* EXERCISE:
Look through the data and write out every line with the word "chapter" in it.

==== DATA SHOWN ====

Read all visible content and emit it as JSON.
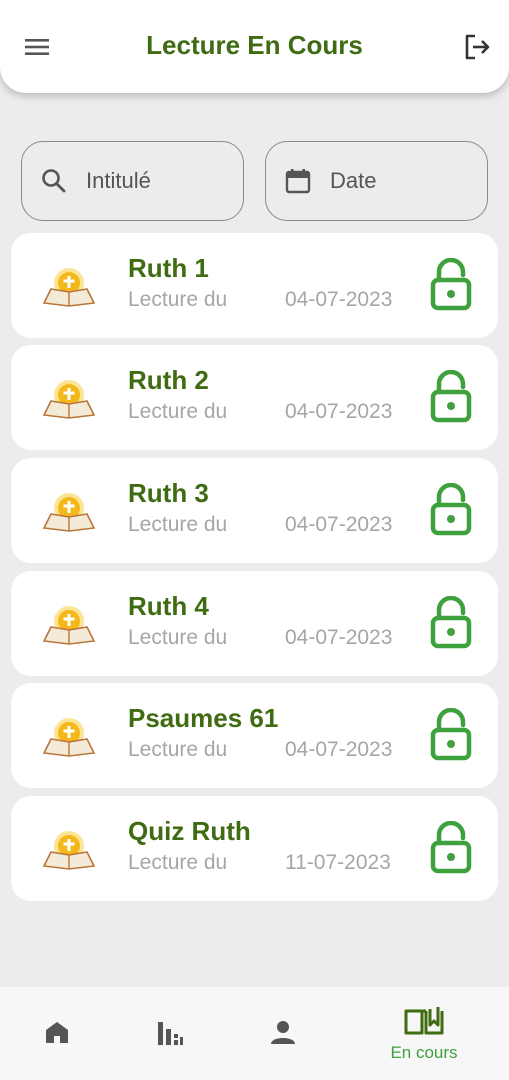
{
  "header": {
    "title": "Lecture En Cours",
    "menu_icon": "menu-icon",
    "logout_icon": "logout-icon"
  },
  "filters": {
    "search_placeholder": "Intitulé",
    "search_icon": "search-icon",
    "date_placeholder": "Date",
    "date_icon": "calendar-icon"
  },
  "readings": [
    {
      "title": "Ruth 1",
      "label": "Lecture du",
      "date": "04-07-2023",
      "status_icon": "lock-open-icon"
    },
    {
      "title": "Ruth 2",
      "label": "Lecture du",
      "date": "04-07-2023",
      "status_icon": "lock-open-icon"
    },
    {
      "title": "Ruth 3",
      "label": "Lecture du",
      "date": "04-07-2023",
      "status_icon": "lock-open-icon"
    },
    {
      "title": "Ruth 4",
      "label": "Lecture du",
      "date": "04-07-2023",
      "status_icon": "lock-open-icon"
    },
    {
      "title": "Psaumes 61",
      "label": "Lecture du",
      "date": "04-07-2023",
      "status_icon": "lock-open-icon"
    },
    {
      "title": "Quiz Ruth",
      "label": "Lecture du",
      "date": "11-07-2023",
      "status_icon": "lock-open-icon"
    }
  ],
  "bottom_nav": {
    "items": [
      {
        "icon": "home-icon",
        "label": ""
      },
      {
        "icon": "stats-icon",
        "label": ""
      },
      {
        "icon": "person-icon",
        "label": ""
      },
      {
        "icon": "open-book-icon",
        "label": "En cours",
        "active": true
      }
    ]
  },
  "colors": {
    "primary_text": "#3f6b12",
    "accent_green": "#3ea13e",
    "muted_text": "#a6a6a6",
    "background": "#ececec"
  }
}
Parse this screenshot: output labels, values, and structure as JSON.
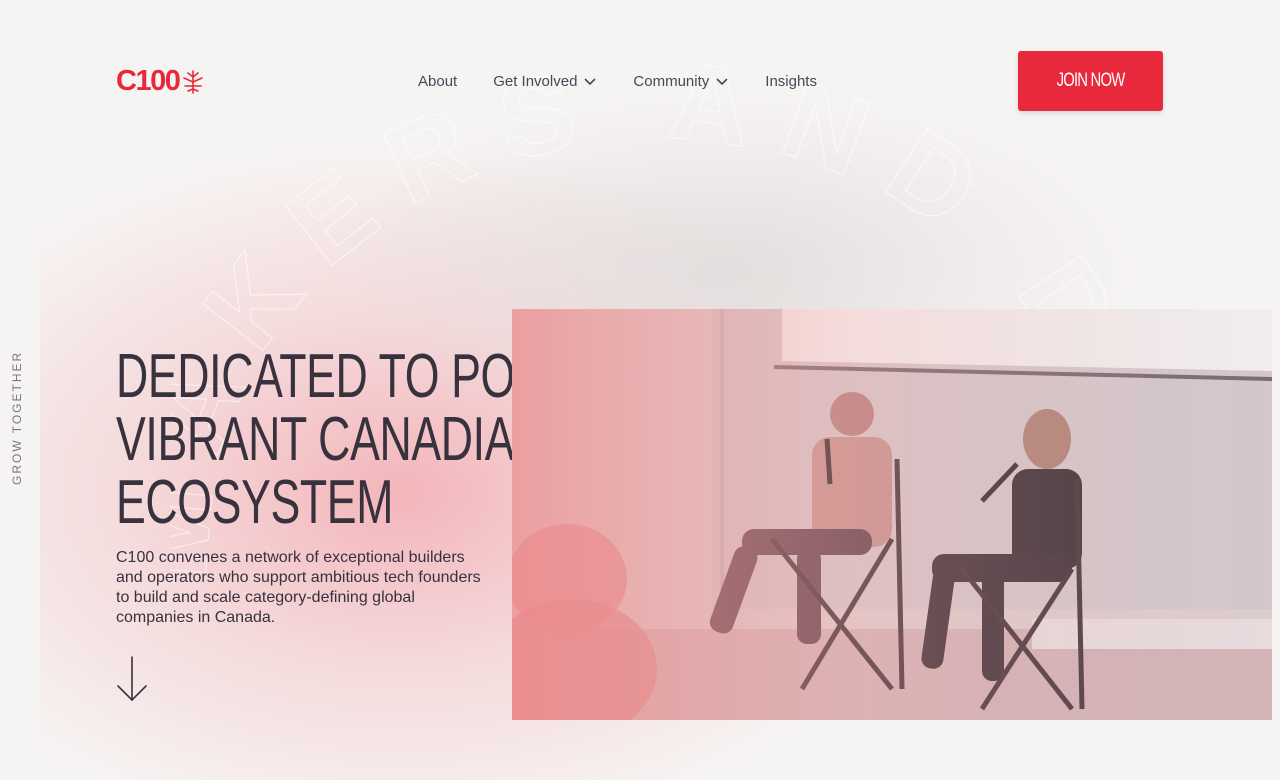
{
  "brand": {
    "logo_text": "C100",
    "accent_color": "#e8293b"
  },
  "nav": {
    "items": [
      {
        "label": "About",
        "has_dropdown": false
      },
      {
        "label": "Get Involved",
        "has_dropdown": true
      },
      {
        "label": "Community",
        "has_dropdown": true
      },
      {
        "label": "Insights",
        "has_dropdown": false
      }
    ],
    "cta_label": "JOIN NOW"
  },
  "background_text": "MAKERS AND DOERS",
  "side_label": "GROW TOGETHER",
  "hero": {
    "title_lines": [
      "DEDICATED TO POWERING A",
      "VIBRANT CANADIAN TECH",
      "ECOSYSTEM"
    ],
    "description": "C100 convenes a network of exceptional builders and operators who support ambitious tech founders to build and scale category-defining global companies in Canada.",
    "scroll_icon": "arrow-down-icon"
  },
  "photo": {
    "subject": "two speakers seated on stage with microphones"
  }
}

====
==== DATA SHOWN ====

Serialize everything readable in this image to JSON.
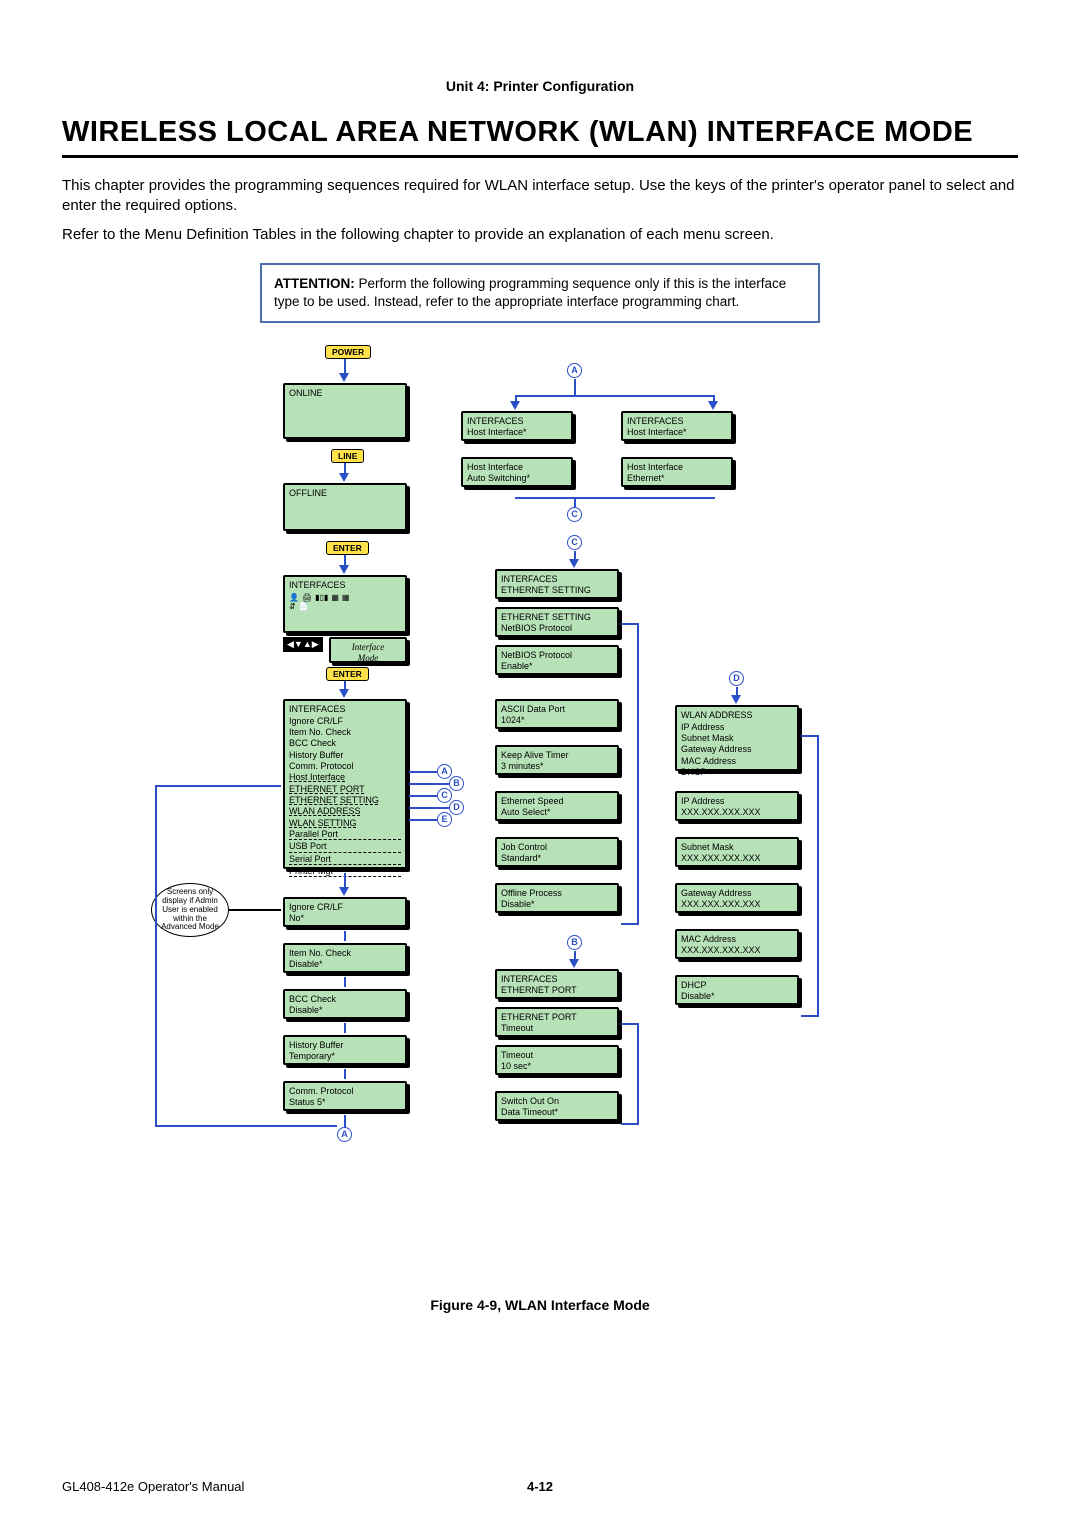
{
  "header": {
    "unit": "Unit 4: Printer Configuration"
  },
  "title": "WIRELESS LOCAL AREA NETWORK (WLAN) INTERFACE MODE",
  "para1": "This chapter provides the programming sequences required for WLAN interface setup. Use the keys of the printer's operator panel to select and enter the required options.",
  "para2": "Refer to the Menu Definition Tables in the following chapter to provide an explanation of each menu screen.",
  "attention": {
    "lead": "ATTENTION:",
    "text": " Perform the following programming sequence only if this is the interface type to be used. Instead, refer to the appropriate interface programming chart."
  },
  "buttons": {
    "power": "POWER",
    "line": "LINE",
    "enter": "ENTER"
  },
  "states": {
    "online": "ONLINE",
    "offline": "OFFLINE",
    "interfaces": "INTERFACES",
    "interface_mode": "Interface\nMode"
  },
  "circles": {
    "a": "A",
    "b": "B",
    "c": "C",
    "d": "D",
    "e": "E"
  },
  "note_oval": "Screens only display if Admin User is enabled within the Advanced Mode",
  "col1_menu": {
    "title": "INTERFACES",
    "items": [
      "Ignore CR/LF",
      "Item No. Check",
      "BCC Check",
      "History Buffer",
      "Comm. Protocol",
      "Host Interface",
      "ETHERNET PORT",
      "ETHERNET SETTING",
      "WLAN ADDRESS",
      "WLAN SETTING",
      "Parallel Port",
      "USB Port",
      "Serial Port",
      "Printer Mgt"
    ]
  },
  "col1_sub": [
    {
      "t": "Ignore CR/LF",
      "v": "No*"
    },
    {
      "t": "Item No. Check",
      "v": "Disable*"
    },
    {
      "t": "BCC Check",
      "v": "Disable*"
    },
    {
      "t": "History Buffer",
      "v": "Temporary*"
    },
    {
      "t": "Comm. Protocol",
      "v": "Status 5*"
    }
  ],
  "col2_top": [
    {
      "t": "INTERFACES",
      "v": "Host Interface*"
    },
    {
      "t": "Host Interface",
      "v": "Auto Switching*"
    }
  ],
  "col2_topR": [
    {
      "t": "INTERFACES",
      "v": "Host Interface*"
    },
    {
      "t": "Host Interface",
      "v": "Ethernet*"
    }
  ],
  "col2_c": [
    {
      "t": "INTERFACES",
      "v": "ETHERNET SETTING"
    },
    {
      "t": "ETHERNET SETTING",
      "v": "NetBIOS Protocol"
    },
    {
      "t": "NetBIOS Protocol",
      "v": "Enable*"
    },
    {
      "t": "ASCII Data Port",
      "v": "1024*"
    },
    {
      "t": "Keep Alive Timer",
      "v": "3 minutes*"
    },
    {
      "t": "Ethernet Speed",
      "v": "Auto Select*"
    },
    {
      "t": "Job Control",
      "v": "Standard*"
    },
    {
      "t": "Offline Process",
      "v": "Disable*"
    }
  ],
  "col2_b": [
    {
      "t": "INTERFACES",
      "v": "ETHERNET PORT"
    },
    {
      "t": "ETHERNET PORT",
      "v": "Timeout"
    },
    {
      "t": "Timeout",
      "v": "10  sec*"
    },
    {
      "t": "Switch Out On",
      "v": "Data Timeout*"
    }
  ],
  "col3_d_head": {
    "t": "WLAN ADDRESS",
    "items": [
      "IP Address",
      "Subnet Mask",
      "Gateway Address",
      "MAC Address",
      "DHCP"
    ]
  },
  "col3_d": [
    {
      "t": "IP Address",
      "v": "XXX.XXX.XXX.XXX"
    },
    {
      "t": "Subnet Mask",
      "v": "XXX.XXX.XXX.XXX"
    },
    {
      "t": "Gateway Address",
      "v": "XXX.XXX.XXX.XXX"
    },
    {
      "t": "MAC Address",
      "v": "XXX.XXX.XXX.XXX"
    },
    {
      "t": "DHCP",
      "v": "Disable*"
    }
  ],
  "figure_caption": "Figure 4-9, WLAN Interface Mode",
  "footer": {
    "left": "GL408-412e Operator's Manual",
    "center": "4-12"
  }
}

====

* REPLY:
  "para1": "This chapter provides the programming sequences required for WLAN interface setup. Use the keys of the printer's operator panel to select and enter the required options.",
  "para2": "Refer to the Menu Definition Tables in the following chapter to provide an explanation of each menu screen.",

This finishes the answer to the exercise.